Dataset excerpts:
* START *

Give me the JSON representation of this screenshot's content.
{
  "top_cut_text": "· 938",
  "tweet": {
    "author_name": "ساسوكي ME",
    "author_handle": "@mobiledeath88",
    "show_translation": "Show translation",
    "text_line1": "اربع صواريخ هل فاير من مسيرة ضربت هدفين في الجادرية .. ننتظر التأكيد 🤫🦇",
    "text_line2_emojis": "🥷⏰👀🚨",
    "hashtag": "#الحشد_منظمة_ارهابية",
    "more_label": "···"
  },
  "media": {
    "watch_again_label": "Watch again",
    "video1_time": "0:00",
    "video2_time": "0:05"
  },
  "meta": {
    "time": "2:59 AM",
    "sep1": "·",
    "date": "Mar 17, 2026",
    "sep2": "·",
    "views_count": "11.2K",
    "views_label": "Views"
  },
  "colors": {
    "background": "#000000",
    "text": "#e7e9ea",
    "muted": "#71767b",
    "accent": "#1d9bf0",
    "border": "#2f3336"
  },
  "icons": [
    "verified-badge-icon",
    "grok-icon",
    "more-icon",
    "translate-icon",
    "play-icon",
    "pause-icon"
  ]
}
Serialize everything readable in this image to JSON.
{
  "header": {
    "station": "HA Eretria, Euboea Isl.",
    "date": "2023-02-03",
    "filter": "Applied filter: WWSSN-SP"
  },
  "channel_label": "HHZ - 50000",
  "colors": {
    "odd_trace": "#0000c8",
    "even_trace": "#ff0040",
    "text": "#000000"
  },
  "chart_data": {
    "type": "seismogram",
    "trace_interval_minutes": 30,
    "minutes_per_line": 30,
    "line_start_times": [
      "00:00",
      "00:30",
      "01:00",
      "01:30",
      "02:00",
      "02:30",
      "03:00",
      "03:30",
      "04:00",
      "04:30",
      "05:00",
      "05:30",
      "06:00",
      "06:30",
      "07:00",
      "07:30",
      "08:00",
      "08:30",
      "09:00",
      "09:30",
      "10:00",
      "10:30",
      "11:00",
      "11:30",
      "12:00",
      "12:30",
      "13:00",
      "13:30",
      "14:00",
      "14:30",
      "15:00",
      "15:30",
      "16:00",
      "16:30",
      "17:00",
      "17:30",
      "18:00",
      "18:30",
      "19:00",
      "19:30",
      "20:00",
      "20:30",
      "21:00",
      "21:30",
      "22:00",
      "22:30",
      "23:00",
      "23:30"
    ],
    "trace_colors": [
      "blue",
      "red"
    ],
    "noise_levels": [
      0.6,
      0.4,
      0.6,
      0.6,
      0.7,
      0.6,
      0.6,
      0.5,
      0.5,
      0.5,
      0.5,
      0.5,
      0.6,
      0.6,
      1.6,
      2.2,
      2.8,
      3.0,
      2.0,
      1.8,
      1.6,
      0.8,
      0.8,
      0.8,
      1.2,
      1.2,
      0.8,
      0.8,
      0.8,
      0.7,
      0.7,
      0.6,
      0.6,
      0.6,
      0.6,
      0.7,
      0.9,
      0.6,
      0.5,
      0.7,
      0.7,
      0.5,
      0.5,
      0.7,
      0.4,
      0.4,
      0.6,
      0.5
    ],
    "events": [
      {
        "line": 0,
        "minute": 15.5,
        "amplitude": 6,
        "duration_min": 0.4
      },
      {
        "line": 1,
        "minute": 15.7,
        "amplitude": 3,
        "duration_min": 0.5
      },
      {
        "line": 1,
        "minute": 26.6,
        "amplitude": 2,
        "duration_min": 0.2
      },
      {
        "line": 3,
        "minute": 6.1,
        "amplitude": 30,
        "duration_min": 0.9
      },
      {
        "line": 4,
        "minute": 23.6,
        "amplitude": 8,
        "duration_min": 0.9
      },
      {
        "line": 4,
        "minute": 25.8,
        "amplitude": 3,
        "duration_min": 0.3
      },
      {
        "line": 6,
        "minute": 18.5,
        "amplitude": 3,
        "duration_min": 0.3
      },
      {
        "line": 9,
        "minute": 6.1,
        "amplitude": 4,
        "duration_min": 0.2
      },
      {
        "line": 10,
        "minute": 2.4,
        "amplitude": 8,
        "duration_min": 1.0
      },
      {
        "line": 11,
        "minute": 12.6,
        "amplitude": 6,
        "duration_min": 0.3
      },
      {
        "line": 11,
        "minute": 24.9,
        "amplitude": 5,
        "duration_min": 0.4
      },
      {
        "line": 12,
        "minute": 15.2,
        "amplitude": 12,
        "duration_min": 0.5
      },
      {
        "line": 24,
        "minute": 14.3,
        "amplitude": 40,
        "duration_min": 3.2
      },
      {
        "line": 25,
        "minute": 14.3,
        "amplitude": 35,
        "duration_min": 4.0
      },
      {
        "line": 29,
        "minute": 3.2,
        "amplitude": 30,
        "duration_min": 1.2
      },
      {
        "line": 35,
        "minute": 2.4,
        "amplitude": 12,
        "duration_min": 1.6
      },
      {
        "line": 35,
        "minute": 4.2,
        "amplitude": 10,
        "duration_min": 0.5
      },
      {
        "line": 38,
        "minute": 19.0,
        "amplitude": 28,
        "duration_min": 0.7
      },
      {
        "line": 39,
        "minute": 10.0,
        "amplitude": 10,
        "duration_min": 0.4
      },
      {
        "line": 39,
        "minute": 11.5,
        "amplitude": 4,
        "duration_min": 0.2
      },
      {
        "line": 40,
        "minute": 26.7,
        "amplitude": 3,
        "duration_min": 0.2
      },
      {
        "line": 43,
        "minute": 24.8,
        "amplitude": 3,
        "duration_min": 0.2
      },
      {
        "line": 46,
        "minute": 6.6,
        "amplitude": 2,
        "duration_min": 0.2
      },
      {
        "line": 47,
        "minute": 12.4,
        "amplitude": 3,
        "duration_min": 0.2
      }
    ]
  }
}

* END *

Set exercise:
Transcribe all of the lines in the records precisely.

Task result:
Give me the JSON representation of this screenshot's content.
{
  "top_cut_text": "· 938",
  "tweet": {
    "author_name": "ساسوكي ME",
    "author_handle": "@mobiledeath88",
    "show_translation": "Show translation",
    "text_line1": "اربع صواريخ هل فاير من مسيرة ضربت هدفين في الجادرية .. ننتظر التأكيد 🤫🦇",
    "text_line2_emojis": "🥷⏰👀🚨",
    "hashtag": "#الحشد_منظمة_ارهابية",
    "more_label": "···"
  },
  "media": {
    "watch_again_label": "Watch again",
    "video1_time": "0:00",
    "video2_time": "0:05"
  },
  "meta": {
    "time": "2:59 AM",
    "sep1": "·",
    "date": "Mar 17, 2026",
    "sep2": "·",
    "views_count": "11.2K",
    "views_label": "Views"
  },
  "colors": {
    "background": "#000000",
    "text": "#e7e9ea",
    "muted": "#71767b",
    "accent": "#1d9bf0",
    "border": "#2f3336"
  },
  "icons": [
    "verified-badge-icon",
    "grok-icon",
    "more-icon",
    "translate-icon",
    "play-icon",
    "pause-icon"
  ]
}
Serialize everything readable in this image to JSON.
{
  "header": {
    "station": "HA Eretria, Euboea Isl.",
    "date": "2023-02-03",
    "filter": "Applied filter: WWSSN-SP"
  },
  "channel_label": "HHZ - 50000",
  "colors": {
    "odd_trace": "#0000c8",
    "even_trace": "#ff0040",
    "text": "#000000"
  },
  "chart_data": {
    "type": "seismogram",
    "trace_interval_minutes": 30,
    "minutes_per_line": 30,
    "line_start_times": [
      "00:00",
      "00:30",
      "01:00",
      "01:30",
      "02:00",
      "02:30",
      "03:00",
      "03:30",
      "04:00",
      "04:30",
      "05:00",
      "05:30",
      "06:00",
      "06:30",
      "07:00",
      "07:30",
      "08:00",
      "08:30",
      "09:00",
      "09:30",
      "10:00",
      "10:30",
      "11:00",
      "11:30",
      "12:00",
      "12:30",
      "13:00",
      "13:30",
      "14:00",
      "14:30",
      "15:00",
      "15:30",
      "16:00",
      "16:30",
      "17:00",
      "17:30",
      "18:00",
      "18:30",
      "19:00",
      "19:30",
      "20:00",
      "20:30",
      "21:00",
      "21:30",
      "22:00",
      "22:30",
      "23:00",
      "23:30"
    ],
    "trace_colors": [
      "blue",
      "red"
    ],
    "noise_levels": [
      0.6,
      0.4,
      0.6,
      0.6,
      0.7,
      0.6,
      0.6,
      0.5,
      0.5,
      0.5,
      0.5,
      0.5,
      0.6,
      0.6,
      1.6,
      2.2,
      2.8,
      3.0,
      2.0,
      1.8,
      1.6,
      0.8,
      0.8,
      0.8,
      1.2,
      1.2,
      0.8,
      0.8,
      0.8,
      0.7,
      0.7,
      0.6,
      0.6,
      0.6,
      0.6,
      0.7,
      0.9,
      0.6,
      0.5,
      0.7,
      0.7,
      0.5,
      0.5,
      0.7,
      0.4,
      0.4,
      0.6,
      0.5
    ],
    "events": [
      {
        "line": 0,
        "minute": 15.5,
        "amplitude": 6,
        "duration_min": 0.4
      },
      {
        "line": 1,
        "minute": 15.7,
        "amplitude": 3,
        "duration_min": 0.5
      },
      {
        "line": 1,
        "minute": 26.6,
        "amplitude": 2,
        "duration_min": 0.2
      },
      {
        "line": 3,
        "minute": 6.1,
        "amplitude": 30,
        "duration_min": 0.9
      },
      {
        "line": 4,
        "minute": 23.6,
        "amplitude": 8,
        "duration_min": 0.9
      },
      {
        "line": 4,
        "minute": 25.8,
        "amplitude": 3,
        "duration_min": 0.3
      },
      {
        "line": 6,
        "minute": 18.5,
        "amplitude": 3,
        "duration_min": 0.3
      },
      {
        "line": 9,
        "minute": 6.1,
        "amplitude": 4,
        "duration_min": 0.2
      },
      {
        "line": 10,
        "minute": 2.4,
        "amplitude": 8,
        "duration_min": 1.0
      },
      {
        "line": 11,
        "minute": 12.6,
        "amplitude": 6,
        "duration_min": 0.3
      },
      {
        "line": 11,
        "minute": 24.9,
        "amplitude": 5,
        "duration_min": 0.4
      },
      {
        "line": 12,
        "minute": 15.2,
        "amplitude": 12,
        "duration_min": 0.5
      },
      {
        "line": 24,
        "minute": 14.3,
        "amplitude": 40,
        "duration_min": 3.2
      },
      {
        "line": 25,
        "minute": 14.3,
        "amplitude": 35,
        "duration_min": 4.0
      },
      {
        "line": 29,
        "minute": 3.2,
        "amplitude": 30,
        "duration_min": 1.2
      },
      {
        "line": 35,
        "minute": 2.4,
        "amplitude": 12,
        "duration_min": 1.6
      },
      {
        "line": 35,
        "minute": 4.2,
        "amplitude": 10,
        "duration_min": 0.5
      },
      {
        "line": 38,
        "minute": 19.0,
        "amplitude": 28,
        "duration_min": 0.7
      },
      {
        "line": 39,
        "minute": 10.0,
        "amplitude": 10,
        "duration_min": 0.4
      },
      {
        "line": 39,
        "minute": 11.5,
        "amplitude": 4,
        "duration_min": 0.2
      },
      {
        "line": 40,
        "minute": 26.7,
        "amplitude": 3,
        "duration_min": 0.2
      },
      {
        "line": 43,
        "minute": 24.8,
        "amplitude": 3,
        "duration_min": 0.2
      },
      {
        "line": 46,
        "minute": 6.6,
        "amplitude": 2,
        "duration_min": 0.2
      },
      {
        "line": 47,
        "minute": 12.4,
        "amplitude": 3,
        "duration_min": 0.2
      }
    ]
  }
}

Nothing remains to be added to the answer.